— Description of the task —
Copy every line from the material below that holds "JSON".

Items from a figure collection
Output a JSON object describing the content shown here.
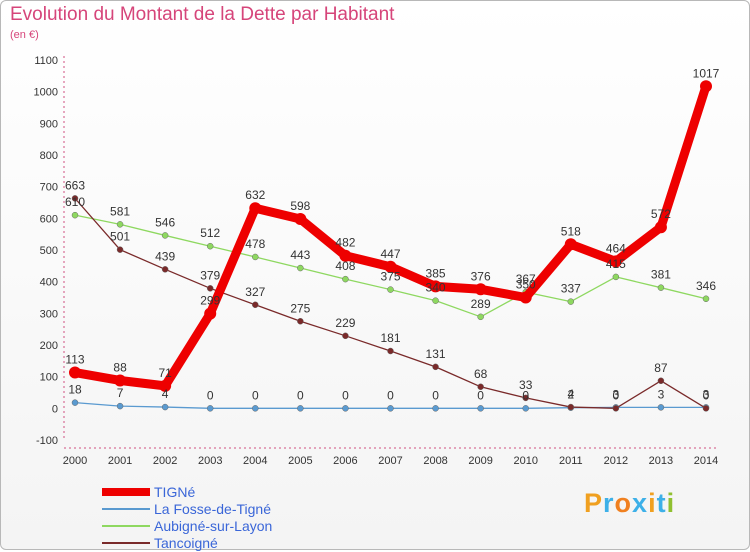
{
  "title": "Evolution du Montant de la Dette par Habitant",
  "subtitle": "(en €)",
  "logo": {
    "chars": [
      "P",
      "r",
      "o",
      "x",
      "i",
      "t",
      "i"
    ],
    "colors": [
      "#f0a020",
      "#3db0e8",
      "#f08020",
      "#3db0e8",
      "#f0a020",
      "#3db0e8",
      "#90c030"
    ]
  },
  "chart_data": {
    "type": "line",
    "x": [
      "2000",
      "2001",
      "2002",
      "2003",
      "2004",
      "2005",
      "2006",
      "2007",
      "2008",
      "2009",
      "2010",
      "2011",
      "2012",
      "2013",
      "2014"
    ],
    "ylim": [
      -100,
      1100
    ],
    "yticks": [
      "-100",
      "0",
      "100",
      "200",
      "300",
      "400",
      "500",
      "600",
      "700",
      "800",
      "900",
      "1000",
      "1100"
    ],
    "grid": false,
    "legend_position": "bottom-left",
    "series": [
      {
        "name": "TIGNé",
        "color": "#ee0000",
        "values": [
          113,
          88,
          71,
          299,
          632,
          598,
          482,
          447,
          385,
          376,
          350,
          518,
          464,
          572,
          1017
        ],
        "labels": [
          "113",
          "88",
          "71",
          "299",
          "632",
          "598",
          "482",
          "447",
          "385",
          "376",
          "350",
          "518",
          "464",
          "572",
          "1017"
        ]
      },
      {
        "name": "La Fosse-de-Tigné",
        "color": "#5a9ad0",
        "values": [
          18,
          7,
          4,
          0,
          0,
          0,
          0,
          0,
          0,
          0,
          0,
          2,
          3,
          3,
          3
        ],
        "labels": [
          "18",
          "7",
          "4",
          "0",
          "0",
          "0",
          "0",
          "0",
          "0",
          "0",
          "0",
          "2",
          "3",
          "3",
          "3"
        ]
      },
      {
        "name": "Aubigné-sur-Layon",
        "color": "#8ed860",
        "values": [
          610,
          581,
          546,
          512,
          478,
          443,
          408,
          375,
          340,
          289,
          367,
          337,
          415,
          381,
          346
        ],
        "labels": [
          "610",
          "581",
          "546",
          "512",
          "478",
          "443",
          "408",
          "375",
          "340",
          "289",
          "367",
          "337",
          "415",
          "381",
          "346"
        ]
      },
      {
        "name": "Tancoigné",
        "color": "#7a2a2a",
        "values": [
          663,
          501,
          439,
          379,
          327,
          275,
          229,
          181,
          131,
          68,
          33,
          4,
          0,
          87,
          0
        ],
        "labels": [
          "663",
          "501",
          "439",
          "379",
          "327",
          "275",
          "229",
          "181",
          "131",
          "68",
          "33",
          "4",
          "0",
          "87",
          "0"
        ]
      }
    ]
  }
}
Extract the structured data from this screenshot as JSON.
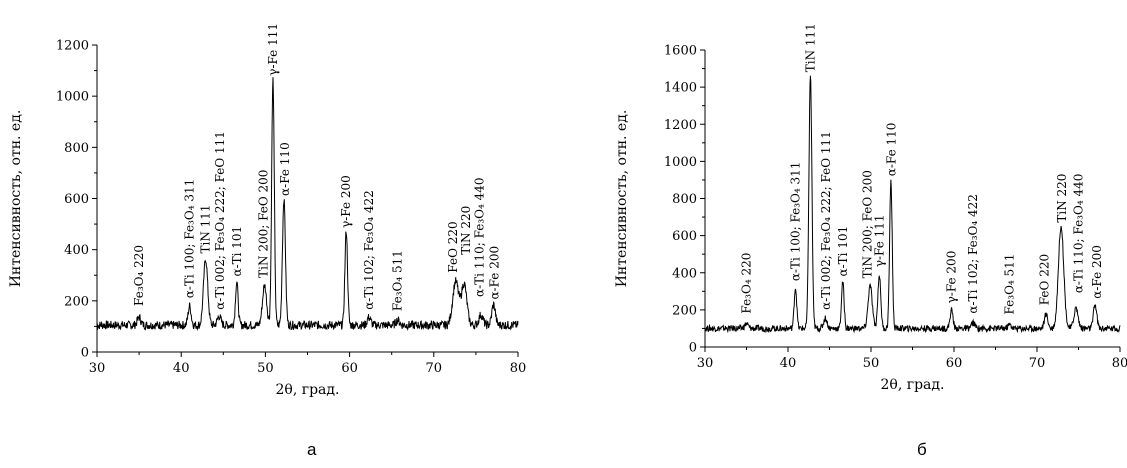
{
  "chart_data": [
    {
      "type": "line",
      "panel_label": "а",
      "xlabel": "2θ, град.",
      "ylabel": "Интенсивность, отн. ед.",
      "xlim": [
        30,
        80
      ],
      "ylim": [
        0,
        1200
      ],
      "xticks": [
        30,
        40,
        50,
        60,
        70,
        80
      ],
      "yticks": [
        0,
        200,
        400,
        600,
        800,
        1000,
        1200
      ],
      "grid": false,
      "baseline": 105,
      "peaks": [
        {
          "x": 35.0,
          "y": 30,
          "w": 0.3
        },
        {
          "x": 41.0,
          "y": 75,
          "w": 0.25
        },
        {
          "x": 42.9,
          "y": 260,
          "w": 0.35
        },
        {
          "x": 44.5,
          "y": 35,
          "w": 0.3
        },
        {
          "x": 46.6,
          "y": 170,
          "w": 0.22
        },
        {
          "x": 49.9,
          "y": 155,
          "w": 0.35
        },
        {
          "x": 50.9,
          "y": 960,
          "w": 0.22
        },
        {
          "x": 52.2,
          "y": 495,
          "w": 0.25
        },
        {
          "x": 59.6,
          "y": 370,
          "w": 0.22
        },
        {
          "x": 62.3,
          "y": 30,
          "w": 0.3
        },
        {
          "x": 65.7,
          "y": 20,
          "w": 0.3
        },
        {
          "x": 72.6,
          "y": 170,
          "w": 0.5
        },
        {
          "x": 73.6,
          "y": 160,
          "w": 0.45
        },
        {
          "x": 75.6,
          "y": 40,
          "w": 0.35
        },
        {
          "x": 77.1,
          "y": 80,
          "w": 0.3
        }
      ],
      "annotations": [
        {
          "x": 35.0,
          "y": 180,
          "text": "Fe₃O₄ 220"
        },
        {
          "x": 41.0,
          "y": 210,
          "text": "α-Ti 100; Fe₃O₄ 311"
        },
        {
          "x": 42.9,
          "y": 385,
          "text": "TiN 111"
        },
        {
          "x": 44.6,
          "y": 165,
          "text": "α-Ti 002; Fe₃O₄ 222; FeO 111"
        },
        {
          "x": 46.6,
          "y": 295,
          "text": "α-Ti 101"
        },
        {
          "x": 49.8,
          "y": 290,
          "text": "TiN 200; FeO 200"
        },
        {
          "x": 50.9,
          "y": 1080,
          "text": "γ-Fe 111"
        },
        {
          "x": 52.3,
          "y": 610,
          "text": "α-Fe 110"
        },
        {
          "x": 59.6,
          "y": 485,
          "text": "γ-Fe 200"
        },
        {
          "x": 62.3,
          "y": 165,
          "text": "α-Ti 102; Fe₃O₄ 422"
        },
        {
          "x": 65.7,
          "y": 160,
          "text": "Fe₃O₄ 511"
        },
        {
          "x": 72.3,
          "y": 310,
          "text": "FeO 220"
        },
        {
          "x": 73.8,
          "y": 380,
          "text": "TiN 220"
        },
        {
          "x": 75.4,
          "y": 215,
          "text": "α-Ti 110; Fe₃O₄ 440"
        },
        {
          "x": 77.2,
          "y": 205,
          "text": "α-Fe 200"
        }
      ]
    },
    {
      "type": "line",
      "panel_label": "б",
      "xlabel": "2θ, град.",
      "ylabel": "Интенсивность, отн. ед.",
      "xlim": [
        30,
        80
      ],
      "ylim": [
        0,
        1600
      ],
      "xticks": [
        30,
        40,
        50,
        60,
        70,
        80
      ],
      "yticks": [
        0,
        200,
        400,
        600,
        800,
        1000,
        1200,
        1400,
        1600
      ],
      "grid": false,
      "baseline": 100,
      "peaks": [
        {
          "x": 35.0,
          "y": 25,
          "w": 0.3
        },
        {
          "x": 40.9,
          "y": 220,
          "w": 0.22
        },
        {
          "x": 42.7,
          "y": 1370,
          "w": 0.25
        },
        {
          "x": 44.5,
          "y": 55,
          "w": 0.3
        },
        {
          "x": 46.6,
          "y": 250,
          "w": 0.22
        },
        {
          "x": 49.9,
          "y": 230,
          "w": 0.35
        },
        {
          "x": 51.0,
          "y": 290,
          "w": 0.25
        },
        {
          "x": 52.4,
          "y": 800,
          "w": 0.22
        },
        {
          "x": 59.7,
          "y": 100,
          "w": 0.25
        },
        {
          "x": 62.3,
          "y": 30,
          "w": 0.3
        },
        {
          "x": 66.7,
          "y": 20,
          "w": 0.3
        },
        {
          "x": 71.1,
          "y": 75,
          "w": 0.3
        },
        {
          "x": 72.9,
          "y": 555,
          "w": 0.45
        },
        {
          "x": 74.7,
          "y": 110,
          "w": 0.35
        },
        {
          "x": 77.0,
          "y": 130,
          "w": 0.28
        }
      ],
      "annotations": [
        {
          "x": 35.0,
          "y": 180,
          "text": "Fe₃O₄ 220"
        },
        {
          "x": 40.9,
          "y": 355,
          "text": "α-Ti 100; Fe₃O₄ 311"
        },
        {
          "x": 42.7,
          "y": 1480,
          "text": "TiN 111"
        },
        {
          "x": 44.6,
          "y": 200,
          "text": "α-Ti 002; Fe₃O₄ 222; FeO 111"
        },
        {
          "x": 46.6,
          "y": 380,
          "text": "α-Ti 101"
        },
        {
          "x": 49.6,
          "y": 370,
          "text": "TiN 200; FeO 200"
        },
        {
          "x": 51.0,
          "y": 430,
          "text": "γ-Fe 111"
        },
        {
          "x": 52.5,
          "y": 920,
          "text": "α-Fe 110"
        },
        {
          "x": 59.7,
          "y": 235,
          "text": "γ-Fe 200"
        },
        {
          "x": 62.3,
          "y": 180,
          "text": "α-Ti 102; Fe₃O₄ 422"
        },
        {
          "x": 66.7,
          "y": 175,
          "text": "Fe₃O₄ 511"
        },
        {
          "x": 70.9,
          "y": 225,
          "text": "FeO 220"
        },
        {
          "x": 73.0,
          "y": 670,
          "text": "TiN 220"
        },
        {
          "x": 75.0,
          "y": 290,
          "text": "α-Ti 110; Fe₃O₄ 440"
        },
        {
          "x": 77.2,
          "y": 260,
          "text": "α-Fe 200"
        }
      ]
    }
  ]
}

— Exercise result —
Output a JSON object describing the content shown here.
Extract the structured data from this screenshot as JSON.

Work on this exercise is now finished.